[Your objective] Output all of the records exactly as written.

[Data to process]
•••••
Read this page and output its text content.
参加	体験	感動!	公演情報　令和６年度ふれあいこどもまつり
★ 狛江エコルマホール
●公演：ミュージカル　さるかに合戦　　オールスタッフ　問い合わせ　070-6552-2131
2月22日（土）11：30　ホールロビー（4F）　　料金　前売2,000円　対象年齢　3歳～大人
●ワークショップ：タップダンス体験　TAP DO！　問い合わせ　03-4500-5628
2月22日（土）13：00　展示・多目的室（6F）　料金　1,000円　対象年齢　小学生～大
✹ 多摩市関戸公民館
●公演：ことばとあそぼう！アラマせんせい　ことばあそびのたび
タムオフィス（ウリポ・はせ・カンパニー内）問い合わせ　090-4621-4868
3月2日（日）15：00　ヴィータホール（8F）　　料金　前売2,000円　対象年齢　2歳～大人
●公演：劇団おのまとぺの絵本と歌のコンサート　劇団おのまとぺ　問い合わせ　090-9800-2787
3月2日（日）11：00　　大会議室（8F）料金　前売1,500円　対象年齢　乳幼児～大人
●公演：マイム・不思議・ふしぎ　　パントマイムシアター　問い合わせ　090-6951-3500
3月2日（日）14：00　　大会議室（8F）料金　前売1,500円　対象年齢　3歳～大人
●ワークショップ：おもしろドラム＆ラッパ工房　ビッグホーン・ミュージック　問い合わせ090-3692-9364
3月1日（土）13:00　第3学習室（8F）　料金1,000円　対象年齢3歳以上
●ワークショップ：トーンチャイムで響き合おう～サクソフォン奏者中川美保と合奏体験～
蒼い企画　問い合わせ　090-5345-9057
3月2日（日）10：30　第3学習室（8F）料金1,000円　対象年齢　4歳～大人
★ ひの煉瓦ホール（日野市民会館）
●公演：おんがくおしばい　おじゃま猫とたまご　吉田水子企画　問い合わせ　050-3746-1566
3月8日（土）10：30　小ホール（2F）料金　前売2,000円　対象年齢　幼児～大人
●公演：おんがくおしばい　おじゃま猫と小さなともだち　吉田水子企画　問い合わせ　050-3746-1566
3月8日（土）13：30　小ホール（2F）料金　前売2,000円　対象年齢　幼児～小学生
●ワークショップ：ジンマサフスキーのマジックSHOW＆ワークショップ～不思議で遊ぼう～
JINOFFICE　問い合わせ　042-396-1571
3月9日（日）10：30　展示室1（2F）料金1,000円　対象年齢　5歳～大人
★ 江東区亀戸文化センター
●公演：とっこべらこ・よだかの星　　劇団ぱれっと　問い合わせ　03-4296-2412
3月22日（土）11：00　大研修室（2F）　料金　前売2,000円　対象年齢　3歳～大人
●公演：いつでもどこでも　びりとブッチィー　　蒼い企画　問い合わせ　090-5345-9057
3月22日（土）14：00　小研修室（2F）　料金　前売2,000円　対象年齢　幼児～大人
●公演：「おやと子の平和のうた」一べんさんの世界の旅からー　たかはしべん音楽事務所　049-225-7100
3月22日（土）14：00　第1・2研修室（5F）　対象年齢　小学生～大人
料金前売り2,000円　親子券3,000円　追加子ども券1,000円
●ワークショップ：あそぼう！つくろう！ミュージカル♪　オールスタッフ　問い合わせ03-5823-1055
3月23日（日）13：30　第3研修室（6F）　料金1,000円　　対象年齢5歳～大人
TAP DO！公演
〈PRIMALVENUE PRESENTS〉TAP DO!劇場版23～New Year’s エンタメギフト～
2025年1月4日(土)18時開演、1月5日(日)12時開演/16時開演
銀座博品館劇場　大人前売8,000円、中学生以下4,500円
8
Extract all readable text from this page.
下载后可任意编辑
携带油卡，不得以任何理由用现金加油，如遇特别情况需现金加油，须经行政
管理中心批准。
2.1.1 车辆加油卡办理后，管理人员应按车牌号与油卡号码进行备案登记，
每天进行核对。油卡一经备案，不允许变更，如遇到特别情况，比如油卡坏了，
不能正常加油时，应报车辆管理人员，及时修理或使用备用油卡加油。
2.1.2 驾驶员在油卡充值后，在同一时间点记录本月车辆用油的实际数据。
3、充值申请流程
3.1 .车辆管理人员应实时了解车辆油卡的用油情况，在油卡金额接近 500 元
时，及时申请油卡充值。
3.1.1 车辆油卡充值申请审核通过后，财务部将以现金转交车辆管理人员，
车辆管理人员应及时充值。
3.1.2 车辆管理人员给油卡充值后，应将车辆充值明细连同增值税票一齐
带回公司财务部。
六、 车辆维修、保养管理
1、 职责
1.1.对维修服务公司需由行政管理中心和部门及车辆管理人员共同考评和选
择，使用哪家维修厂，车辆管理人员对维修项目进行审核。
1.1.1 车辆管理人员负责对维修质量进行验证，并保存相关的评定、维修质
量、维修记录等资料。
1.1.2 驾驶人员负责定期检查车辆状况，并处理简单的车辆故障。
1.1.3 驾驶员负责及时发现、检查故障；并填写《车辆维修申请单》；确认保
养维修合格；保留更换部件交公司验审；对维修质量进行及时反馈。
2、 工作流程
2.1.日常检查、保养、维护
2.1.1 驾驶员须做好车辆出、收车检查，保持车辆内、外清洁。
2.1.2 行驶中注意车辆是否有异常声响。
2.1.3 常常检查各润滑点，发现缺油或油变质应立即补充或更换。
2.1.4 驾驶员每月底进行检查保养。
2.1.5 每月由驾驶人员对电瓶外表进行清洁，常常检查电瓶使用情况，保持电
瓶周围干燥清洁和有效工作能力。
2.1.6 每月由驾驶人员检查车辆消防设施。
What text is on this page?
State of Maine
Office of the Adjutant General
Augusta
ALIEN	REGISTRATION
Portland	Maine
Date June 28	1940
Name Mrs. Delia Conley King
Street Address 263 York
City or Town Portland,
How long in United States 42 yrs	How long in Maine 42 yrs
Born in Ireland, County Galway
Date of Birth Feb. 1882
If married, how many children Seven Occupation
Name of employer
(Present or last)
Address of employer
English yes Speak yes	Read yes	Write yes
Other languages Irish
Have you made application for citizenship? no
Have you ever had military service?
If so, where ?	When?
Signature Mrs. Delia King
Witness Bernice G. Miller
•••••
[Solution]
Read this page and output its text content.
参加	体験	感動!	公演情報　令和６年度ふれあいこどもまつり
★ 狛江エコルマホール
●公演：ミュージカル　さるかに合戦　　オールスタッフ　問い合わせ　070-6552-2131
2月22日（土）11：30　ホールロビー（4F）　　料金　前売2,000円　対象年齢　3歳～大人
●ワークショップ：タップダンス体験　TAP DO！　問い合わせ　03-4500-5628
2月22日（土）13：00　展示・多目的室（6F）　料金　1,000円　対象年齢　小学生～大
✹ 多摩市関戸公民館
●公演：ことばとあそぼう！アラマせんせい　ことばあそびのたび
タムオフィス（ウリポ・はせ・カンパニー内）問い合わせ　090-4621-4868
3月2日（日）15：00　ヴィータホール（8F）　　料金　前売2,000円　対象年齢　2歳～大人
●公演：劇団おのまとぺの絵本と歌のコンサート　劇団おのまとぺ　問い合わせ　090-9800-2787
3月2日（日）11：00　　大会議室（8F）料金　前売1,500円　対象年齢　乳幼児～大人
●公演：マイム・不思議・ふしぎ　　パントマイムシアター　問い合わせ　090-6951-3500
3月2日（日）14：00　　大会議室（8F）料金　前売1,500円　対象年齢　3歳～大人
●ワークショップ：おもしろドラム＆ラッパ工房　ビッグホーン・ミュージック　問い合わせ090-3692-9364
3月1日（土）13:00　第3学習室（8F）　料金1,000円　対象年齢3歳以上
●ワークショップ：トーンチャイムで響き合おう～サクソフォン奏者中川美保と合奏体験～
蒼い企画　問い合わせ　090-5345-9057
3月2日（日）10：30　第3学習室（8F）料金1,000円　対象年齢　4歳～大人
★ ひの煉瓦ホール（日野市民会館）
●公演：おんがくおしばい　おじゃま猫とたまご　吉田水子企画　問い合わせ　050-3746-1566
3月8日（土）10：30　小ホール（2F）料金　前売2,000円　対象年齢　幼児～大人
●公演：おんがくおしばい　おじゃま猫と小さなともだち　吉田水子企画　問い合わせ　050-3746-1566
3月8日（土）13：30　小ホール（2F）料金　前売2,000円　対象年齢　幼児～小学生
●ワークショップ：ジンマサフスキーのマジックSHOW＆ワークショップ～不思議で遊ぼう～
JINOFFICE　問い合わせ　042-396-1571
3月9日（日）10：30　展示室1（2F）料金1,000円　対象年齢　5歳～大人
★ 江東区亀戸文化センター
●公演：とっこべらこ・よだかの星　　劇団ぱれっと　問い合わせ　03-4296-2412
3月22日（土）11：00　大研修室（2F）　料金　前売2,000円　対象年齢　3歳～大人
●公演：いつでもどこでも　びりとブッチィー　　蒼い企画　問い合わせ　090-5345-9057
3月22日（土）14：00　小研修室（2F）　料金　前売2,000円　対象年齢　幼児～大人
●公演：「おやと子の平和のうた」一べんさんの世界の旅からー　たかはしべん音楽事務所　049-225-7100
3月22日（土）14：00　第1・2研修室（5F）　対象年齢　小学生～大人
料金前売り2,000円　親子券3,000円　追加子ども券1,000円
●ワークショップ：あそぼう！つくろう！ミュージカル♪　オールスタッフ　問い合わせ03-5823-1055
3月23日（日）13：30　第3研修室（6F）　料金1,000円　　対象年齢5歳～大人
TAP DO！公演
〈PRIMALVENUE PRESENTS〉TAP DO!劇場版23～New Year’s エンタメギフト～
2025年1月4日(土)18時開演、1月5日(日)12時開演/16時開演
銀座博品館劇場　大人前売8,000円、中学生以下4,500円
8
Extract all readable text from this page.
下载后可任意编辑
携带油卡，不得以任何理由用现金加油，如遇特别情况需现金加油，须经行政
管理中心批准。
2.1.1 车辆加油卡办理后，管理人员应按车牌号与油卡号码进行备案登记，
每天进行核对。油卡一经备案，不允许变更，如遇到特别情况，比如油卡坏了，
不能正常加油时，应报车辆管理人员，及时修理或使用备用油卡加油。
2.1.2 驾驶员在油卡充值后，在同一时间点记录本月车辆用油的实际数据。
3、充值申请流程
3.1 .车辆管理人员应实时了解车辆油卡的用油情况，在油卡金额接近 500 元
时，及时申请油卡充值。
3.1.1 车辆油卡充值申请审核通过后，财务部将以现金转交车辆管理人员，
车辆管理人员应及时充值。
3.1.2 车辆管理人员给油卡充值后，应将车辆充值明细连同增值税票一齐
带回公司财务部。
六、 车辆维修、保养管理
1、 职责
1.1.对维修服务公司需由行政管理中心和部门及车辆管理人员共同考评和选
择，使用哪家维修厂，车辆管理人员对维修项目进行审核。
1.1.1 车辆管理人员负责对维修质量进行验证，并保存相关的评定、维修质
量、维修记录等资料。
1.1.2 驾驶人员负责定期检查车辆状况，并处理简单的车辆故障。
1.1.3 驾驶员负责及时发现、检查故障；并填写《车辆维修申请单》；确认保
养维修合格；保留更换部件交公司验审；对维修质量进行及时反馈。
2、 工作流程
2.1.日常检查、保养、维护
2.1.1 驾驶员须做好车辆出、收车检查，保持车辆内、外清洁。
2.1.2 行驶中注意车辆是否有异常声响。
2.1.3 常常检查各润滑点，发现缺油或油变质应立即补充或更换。
2.1.4 驾驶员每月底进行检查保养。
2.1.5 每月由驾驶人员对电瓶外表进行清洁，常常检查电瓶使用情况，保持电
瓶周围干燥清洁和有效工作能力。
2.1.6 每月由驾驶人员检查车辆消防设施。
What text is on this page?
State of Maine
Office of the Adjutant General
Augusta
ALIEN	REGISTRATION
Portland	Maine
Date June 28	1940
Name Mrs. Delia Conley King
Street Address 263 York
City or Town Portland,
How long in United States 42 yrs	How long in Maine 42 yrs
Born in Ireland, County Galway
Date of Birth Feb. 1882
If married, how many children Seven Occupation
Name of employer
(Present or last)
Address of employer
English yes Speak yes	Read yes	Write yes
Other languages Irish
Have you made application for citizenship? no
Have you ever had military service?
If so, where ?	When?
Signature Mrs. Delia King
Witness Bernice G. Miller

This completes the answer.